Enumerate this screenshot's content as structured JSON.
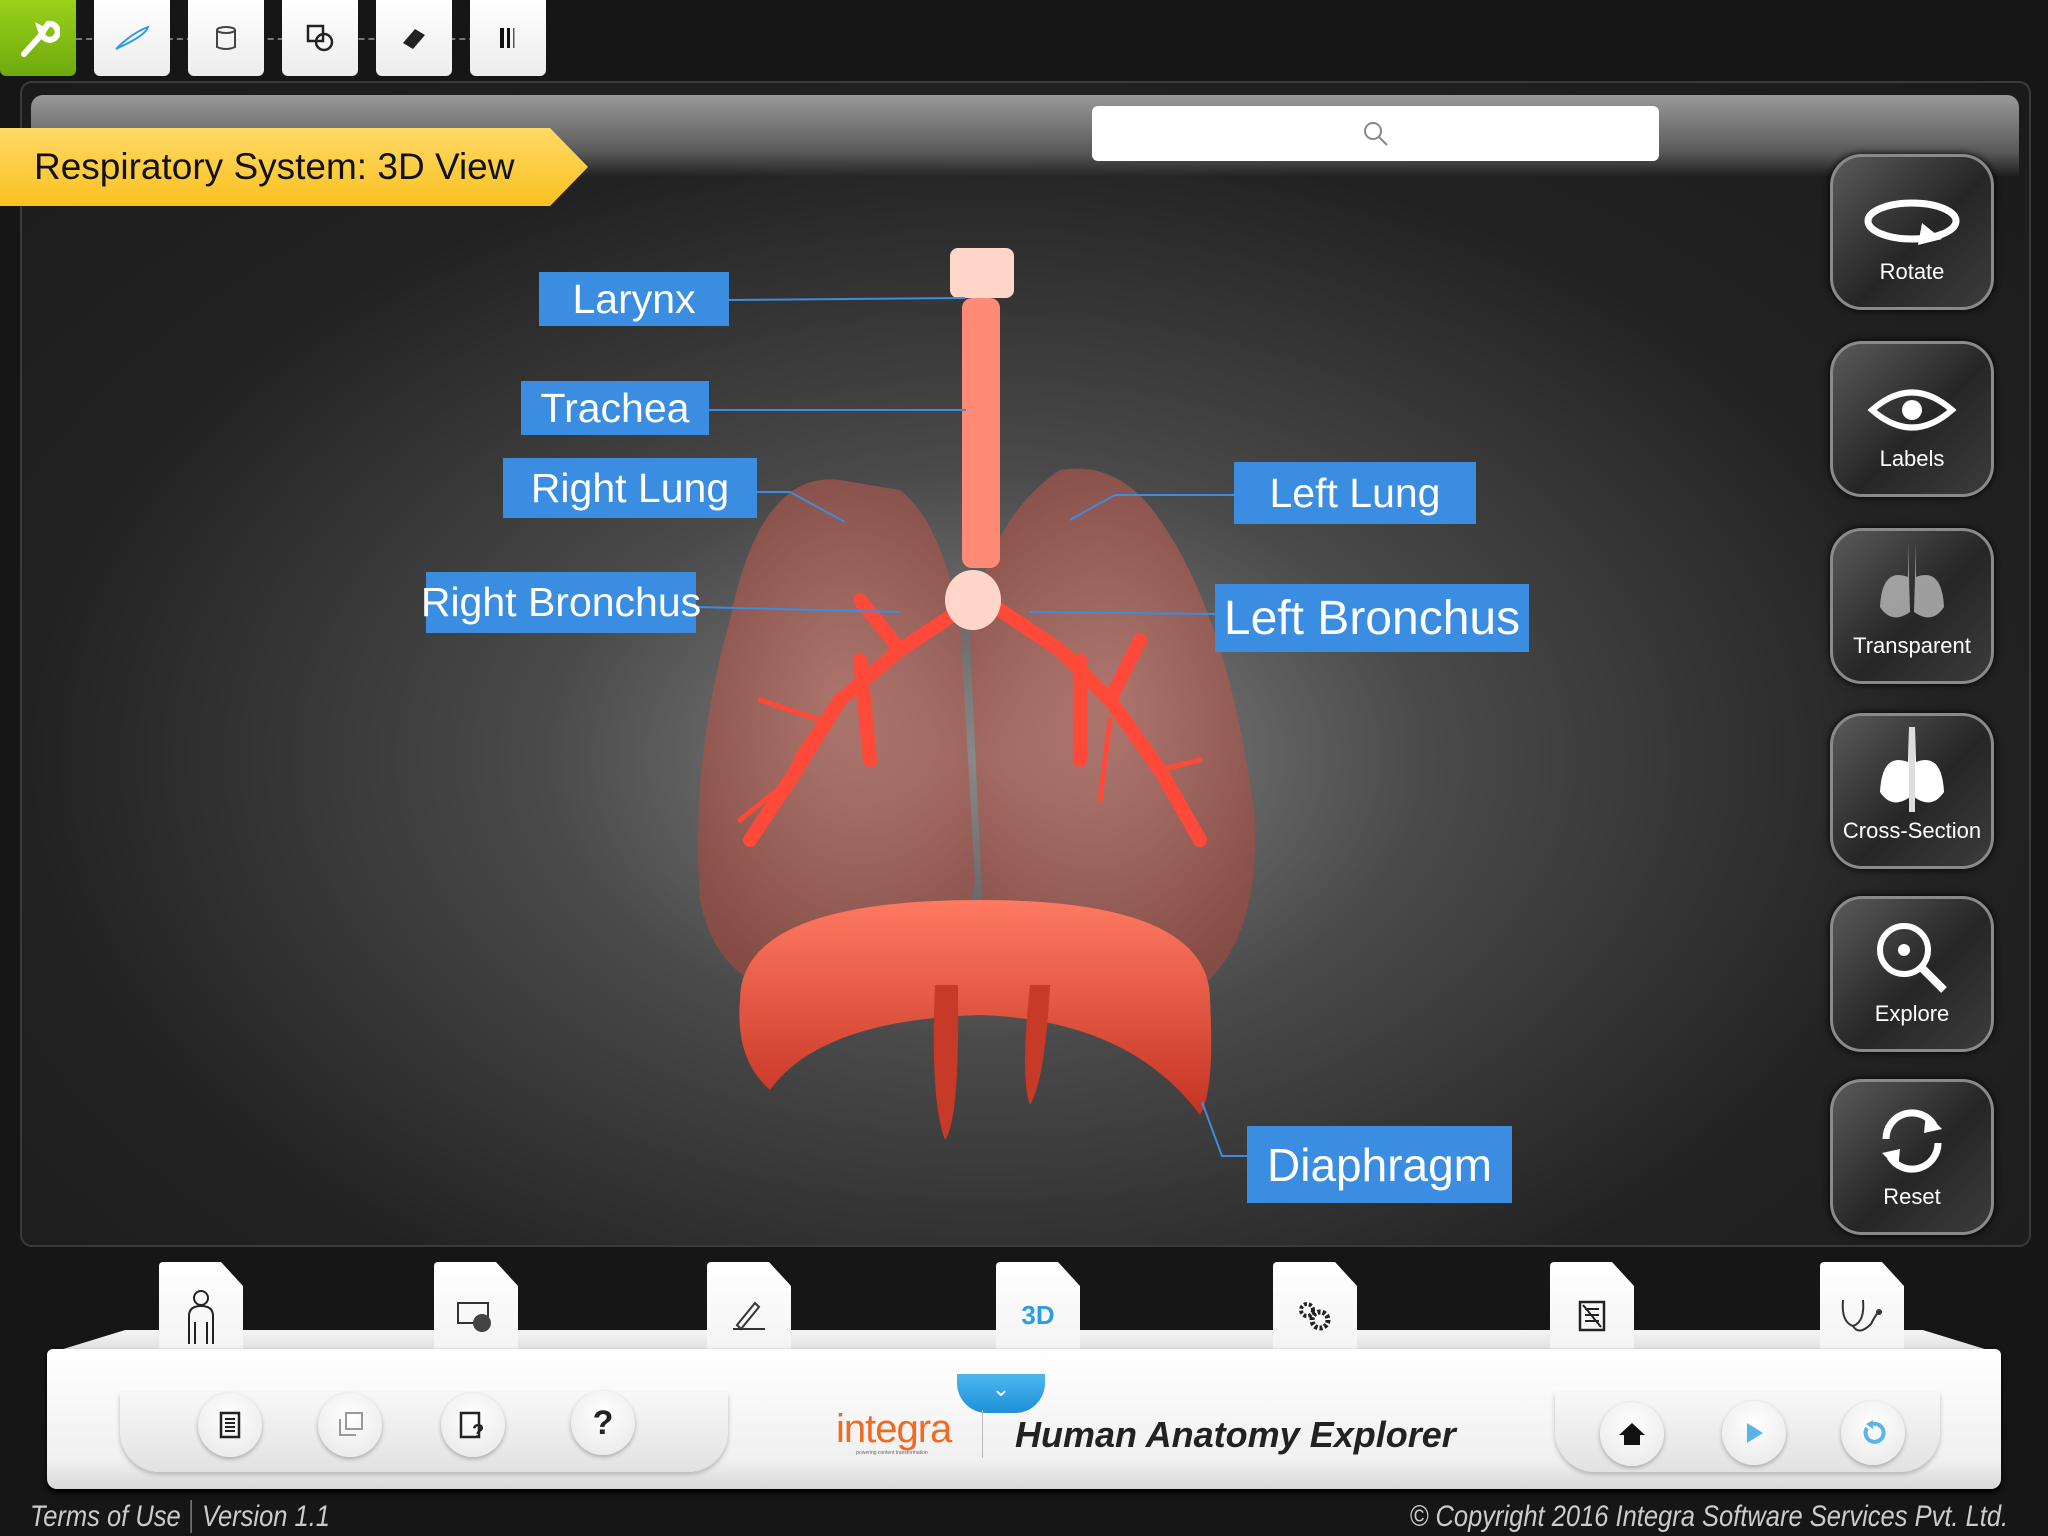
{
  "toolbar": {
    "tools": [
      {
        "icon": "wrench-icon",
        "active": true
      },
      {
        "icon": "pen-icon"
      },
      {
        "icon": "bucket-icon"
      },
      {
        "icon": "shapes-icon"
      },
      {
        "icon": "eraser-icon"
      },
      {
        "icon": "line-width-icon"
      }
    ]
  },
  "header": {
    "title": "Respiratory System: 3D View",
    "search_placeholder": ""
  },
  "labels": {
    "larynx": "Larynx",
    "trachea": "Trachea",
    "right_lung": "Right Lung",
    "right_bronchus": "Right Bronchus",
    "left_lung": "Left Lung",
    "left_bronchus": "Left Bronchus",
    "diaphragm": "Diaphragm"
  },
  "side_buttons": {
    "rotate": "Rotate",
    "labels": "Labels",
    "transparent": "Transparent",
    "cross_section": "Cross-Section",
    "explore": "Explore",
    "reset": "Reset"
  },
  "dock": {
    "tabs": [
      "body-icon",
      "video-icon",
      "write-icon",
      "3D",
      "gears-icon",
      "notes-icon",
      "stethoscope-icon"
    ],
    "tab_3d": "3D",
    "active_tab": "3D",
    "help": "?",
    "logo": "integra",
    "logo_tagline": "powering content transformation",
    "app_title": "Human Anatomy Explorer"
  },
  "footer": {
    "terms": "Terms of Use",
    "version": "Version 1.1",
    "copyright": "© Copyright 2016 Integra Software Services Pvt. Ltd."
  },
  "colors": {
    "label_bg": "#3a8de0",
    "banner": "#f9c221",
    "active_tool": "#8cc316",
    "accent": "#2a9fe0",
    "organ": "#ff5a40"
  }
}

##############################

TASK STATEMENT: Copy every entry word for word, but omit the pictures.

CORRECT ANSWER:
Enumerate this screenshot's content as structured JSON.
{
  "toolbar": {
    "tools": [
      {
        "icon": "wrench-icon",
        "active": true
      },
      {
        "icon": "pen-icon"
      },
      {
        "icon": "bucket-icon"
      },
      {
        "icon": "shapes-icon"
      },
      {
        "icon": "eraser-icon"
      },
      {
        "icon": "line-width-icon"
      }
    ]
  },
  "header": {
    "title": "Respiratory System: 3D View",
    "search_placeholder": ""
  },
  "labels": {
    "larynx": "Larynx",
    "trachea": "Trachea",
    "right_lung": "Right Lung",
    "right_bronchus": "Right Bronchus",
    "left_lung": "Left Lung",
    "left_bronchus": "Left Bronchus",
    "diaphragm": "Diaphragm"
  },
  "side_buttons": {
    "rotate": "Rotate",
    "labels": "Labels",
    "transparent": "Transparent",
    "cross_section": "Cross-Section",
    "explore": "Explore",
    "reset": "Reset"
  },
  "dock": {
    "tabs": [
      "body-icon",
      "video-icon",
      "write-icon",
      "3D",
      "gears-icon",
      "notes-icon",
      "stethoscope-icon"
    ],
    "tab_3d": "3D",
    "active_tab": "3D",
    "help": "?",
    "logo": "integra",
    "logo_tagline": "powering content transformation",
    "app_title": "Human Anatomy Explorer"
  },
  "footer": {
    "terms": "Terms of Use",
    "version": "Version 1.1",
    "copyright": "© Copyright 2016 Integra Software Services Pvt. Ltd."
  },
  "colors": {
    "label_bg": "#3a8de0",
    "banner": "#f9c221",
    "active_tool": "#8cc316",
    "accent": "#2a9fe0",
    "organ": "#ff5a40"
  }
}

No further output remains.